> _Stored records_
####################
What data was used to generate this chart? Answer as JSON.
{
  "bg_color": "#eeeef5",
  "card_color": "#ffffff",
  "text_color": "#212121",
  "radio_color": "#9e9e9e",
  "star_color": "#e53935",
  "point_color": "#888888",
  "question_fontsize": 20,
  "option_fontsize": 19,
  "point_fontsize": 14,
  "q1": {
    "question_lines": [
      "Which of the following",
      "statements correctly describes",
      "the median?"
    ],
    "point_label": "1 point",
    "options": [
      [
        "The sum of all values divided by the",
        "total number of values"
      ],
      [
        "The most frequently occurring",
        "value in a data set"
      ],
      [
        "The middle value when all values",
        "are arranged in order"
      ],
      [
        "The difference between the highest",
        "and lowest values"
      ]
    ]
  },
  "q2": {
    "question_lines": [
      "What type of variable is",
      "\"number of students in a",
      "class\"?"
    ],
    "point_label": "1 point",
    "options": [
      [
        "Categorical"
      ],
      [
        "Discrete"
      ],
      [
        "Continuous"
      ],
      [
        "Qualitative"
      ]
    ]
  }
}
####################
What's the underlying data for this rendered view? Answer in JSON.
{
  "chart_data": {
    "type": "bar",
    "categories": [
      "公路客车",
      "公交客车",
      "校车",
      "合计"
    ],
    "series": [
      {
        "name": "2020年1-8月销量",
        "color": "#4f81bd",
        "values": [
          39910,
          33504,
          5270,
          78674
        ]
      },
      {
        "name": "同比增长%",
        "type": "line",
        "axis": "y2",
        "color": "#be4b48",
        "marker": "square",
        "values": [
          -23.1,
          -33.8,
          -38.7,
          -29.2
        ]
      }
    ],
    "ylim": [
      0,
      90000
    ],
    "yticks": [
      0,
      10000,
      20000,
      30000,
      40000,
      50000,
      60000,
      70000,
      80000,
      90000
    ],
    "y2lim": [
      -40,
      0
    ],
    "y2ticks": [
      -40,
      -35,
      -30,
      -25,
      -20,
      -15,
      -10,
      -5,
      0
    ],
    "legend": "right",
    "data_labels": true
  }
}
####################
> _What is expected_
Return the lines of the records that include the string "this".

> _Full answer_
What data was used to generate this chart? Answer as JSON.
What's the underlying data for this rendered view? Answer in JSON.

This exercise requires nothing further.